- **Task statement**
Your task is to print all of the material verbatim.

- **Stored rows**
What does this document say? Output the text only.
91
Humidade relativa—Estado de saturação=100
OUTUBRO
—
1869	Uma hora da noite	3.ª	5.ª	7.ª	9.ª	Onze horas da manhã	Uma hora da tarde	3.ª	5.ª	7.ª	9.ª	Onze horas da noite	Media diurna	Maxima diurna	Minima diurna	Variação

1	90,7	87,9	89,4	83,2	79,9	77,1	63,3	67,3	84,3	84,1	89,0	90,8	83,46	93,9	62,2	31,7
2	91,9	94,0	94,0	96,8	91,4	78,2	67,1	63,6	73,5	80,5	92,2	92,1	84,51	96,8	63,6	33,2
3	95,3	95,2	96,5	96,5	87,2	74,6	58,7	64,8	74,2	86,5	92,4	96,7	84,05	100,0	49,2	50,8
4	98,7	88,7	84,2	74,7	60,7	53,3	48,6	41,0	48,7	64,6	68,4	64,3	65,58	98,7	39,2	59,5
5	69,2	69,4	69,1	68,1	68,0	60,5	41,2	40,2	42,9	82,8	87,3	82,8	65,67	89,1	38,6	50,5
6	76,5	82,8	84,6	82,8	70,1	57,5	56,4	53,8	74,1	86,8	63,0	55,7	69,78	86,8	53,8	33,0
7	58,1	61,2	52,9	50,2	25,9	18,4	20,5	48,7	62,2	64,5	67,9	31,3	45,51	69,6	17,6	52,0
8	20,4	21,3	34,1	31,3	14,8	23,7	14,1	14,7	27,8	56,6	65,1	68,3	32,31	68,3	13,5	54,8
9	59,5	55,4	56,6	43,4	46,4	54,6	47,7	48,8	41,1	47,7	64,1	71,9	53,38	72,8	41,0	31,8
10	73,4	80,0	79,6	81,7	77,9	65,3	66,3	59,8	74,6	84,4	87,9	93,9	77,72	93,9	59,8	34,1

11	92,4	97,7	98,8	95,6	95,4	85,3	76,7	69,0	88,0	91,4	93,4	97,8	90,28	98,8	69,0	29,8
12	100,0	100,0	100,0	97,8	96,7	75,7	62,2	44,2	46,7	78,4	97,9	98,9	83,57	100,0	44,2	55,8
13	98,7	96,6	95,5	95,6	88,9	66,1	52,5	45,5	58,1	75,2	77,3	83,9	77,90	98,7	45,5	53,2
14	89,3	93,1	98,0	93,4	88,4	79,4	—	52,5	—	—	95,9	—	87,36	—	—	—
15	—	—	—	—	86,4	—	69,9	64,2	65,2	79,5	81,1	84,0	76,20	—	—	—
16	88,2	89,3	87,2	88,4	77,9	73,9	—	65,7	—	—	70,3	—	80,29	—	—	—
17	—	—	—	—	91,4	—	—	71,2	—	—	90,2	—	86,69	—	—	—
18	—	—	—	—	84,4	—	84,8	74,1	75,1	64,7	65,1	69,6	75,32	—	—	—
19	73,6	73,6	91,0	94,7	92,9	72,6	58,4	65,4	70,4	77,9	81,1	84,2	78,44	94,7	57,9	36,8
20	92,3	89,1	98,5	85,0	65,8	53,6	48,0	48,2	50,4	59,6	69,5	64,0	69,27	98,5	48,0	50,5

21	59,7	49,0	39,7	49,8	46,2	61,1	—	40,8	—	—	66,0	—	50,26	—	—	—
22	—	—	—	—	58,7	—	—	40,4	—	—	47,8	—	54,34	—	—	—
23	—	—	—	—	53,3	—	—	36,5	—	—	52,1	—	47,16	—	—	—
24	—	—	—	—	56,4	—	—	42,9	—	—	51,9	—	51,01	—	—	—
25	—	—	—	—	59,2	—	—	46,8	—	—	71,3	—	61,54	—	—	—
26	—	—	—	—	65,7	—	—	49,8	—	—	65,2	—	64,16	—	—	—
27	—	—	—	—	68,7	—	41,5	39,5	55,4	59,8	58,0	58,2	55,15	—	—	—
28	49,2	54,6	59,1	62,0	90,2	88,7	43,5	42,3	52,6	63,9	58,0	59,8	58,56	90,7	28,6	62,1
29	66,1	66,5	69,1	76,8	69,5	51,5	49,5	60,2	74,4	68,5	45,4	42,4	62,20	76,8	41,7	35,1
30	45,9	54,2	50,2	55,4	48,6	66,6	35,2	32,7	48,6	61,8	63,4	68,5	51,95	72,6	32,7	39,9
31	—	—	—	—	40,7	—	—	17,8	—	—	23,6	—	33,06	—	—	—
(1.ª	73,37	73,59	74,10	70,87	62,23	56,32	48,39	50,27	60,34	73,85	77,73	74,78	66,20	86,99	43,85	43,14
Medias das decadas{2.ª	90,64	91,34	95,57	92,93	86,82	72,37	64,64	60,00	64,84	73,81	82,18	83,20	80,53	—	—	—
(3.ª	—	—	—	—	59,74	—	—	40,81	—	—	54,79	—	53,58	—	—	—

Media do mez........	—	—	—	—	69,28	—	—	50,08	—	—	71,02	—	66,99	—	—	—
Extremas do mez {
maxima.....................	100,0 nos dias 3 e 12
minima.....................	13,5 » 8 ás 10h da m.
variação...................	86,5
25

- **Answer to the task**
What does this document say? Output the text only.
91
Humidade relativa—Estado de saturação=100
OUTUBRO
—
1869	Uma hora da noite	3.ª	5.ª	7.ª	9.ª	Onze horas da manhã	Uma hora da tarde	3.ª	5.ª	7.ª	9.ª	Onze horas da noite	Media diurna	Maxima diurna	Minima diurna	Variação

1	90,7	87,9	89,4	83,2	79,9	77,1	63,3	67,3	84,3	84,1	89,0	90,8	83,46	93,9	62,2	31,7
2	91,9	94,0	94,0	96,8	91,4	78,2	67,1	63,6	73,5	80,5	92,2	92,1	84,51	96,8	63,6	33,2
3	95,3	95,2	96,5	96,5	87,2	74,6	58,7	64,8	74,2	86,5	92,4	96,7	84,05	100,0	49,2	50,8
4	98,7	88,7	84,2	74,7	60,7	53,3	48,6	41,0	48,7	64,6	68,4	64,3	65,58	98,7	39,2	59,5
5	69,2	69,4	69,1	68,1	68,0	60,5	41,2	40,2	42,9	82,8	87,3	82,8	65,67	89,1	38,6	50,5
6	76,5	82,8	84,6	82,8	70,1	57,5	56,4	53,8	74,1	86,8	63,0	55,7	69,78	86,8	53,8	33,0
7	58,1	61,2	52,9	50,2	25,9	18,4	20,5	48,7	62,2	64,5	67,9	31,3	45,51	69,6	17,6	52,0
8	20,4	21,3	34,1	31,3	14,8	23,7	14,1	14,7	27,8	56,6	65,1	68,3	32,31	68,3	13,5	54,8
9	59,5	55,4	56,6	43,4	46,4	54,6	47,7	48,8	41,1	47,7	64,1	71,9	53,38	72,8	41,0	31,8
10	73,4	80,0	79,6	81,7	77,9	65,3	66,3	59,8	74,6	84,4	87,9	93,9	77,72	93,9	59,8	34,1

11	92,4	97,7	98,8	95,6	95,4	85,3	76,7	69,0	88,0	91,4	93,4	97,8	90,28	98,8	69,0	29,8
12	100,0	100,0	100,0	97,8	96,7	75,7	62,2	44,2	46,7	78,4	97,9	98,9	83,57	100,0	44,2	55,8
13	98,7	96,6	95,5	95,6	88,9	66,1	52,5	45,5	58,1	75,2	77,3	83,9	77,90	98,7	45,5	53,2
14	89,3	93,1	98,0	93,4	88,4	79,4	—	52,5	—	—	95,9	—	87,36	—	—	—
15	—	—	—	—	86,4	—	69,9	64,2	65,2	79,5	81,1	84,0	76,20	—	—	—
16	88,2	89,3	87,2	88,4	77,9	73,9	—	65,7	—	—	70,3	—	80,29	—	—	—
17	—	—	—	—	91,4	—	—	71,2	—	—	90,2	—	86,69	—	—	—
18	—	—	—	—	84,4	—	84,8	74,1	75,1	64,7	65,1	69,6	75,32	—	—	—
19	73,6	73,6	91,0	94,7	92,9	72,6	58,4	65,4	70,4	77,9	81,1	84,2	78,44	94,7	57,9	36,8
20	92,3	89,1	98,5	85,0	65,8	53,6	48,0	48,2	50,4	59,6	69,5	64,0	69,27	98,5	48,0	50,5

21	59,7	49,0	39,7	49,8	46,2	61,1	—	40,8	—	—	66,0	—	50,26	—	—	—
22	—	—	—	—	58,7	—	—	40,4	—	—	47,8	—	54,34	—	—	—
23	—	—	—	—	53,3	—	—	36,5	—	—	52,1	—	47,16	—	—	—
24	—	—	—	—	56,4	—	—	42,9	—	—	51,9	—	51,01	—	—	—
25	—	—	—	—	59,2	—	—	46,8	—	—	71,3	—	61,54	—	—	—
26	—	—	—	—	65,7	—	—	49,8	—	—	65,2	—	64,16	—	—	—
27	—	—	—	—	68,7	—	41,5	39,5	55,4	59,8	58,0	58,2	55,15	—	—	—
28	49,2	54,6	59,1	62,0	90,2	88,7	43,5	42,3	52,6	63,9	58,0	59,8	58,56	90,7	28,6	62,1
29	66,1	66,5	69,1	76,8	69,5	51,5	49,5	60,2	74,4	68,5	45,4	42,4	62,20	76,8	41,7	35,1
30	45,9	54,2	50,2	55,4	48,6	66,6	35,2	32,7	48,6	61,8	63,4	68,5	51,95	72,6	32,7	39,9
31	—	—	—	—	40,7	—	—	17,8	—	—	23,6	—	33,06	—	—	—
(1.ª	73,37	73,59	74,10	70,87	62,23	56,32	48,39	50,27	60,34	73,85	77,73	74,78	66,20	86,99	43,85	43,14
Medias das decadas{2.ª	90,64	91,34	95,57	92,93	86,82	72,37	64,64	60,00	64,84	73,81	82,18	83,20	80,53	—	—	—
(3.ª	—	—	—	—	59,74	—	—	40,81	—	—	54,79	—	53,58	—	—	—

Media do mez........	—	—	—	—	69,28	—	—	50,08	—	—	71,02	—	66,99	—	—	—
Extremas do mez {
maxima.....................	100,0 nos dias 3 e 12
minima.....................	13,5 » 8 ás 10h da m.
variação...................	86,5
25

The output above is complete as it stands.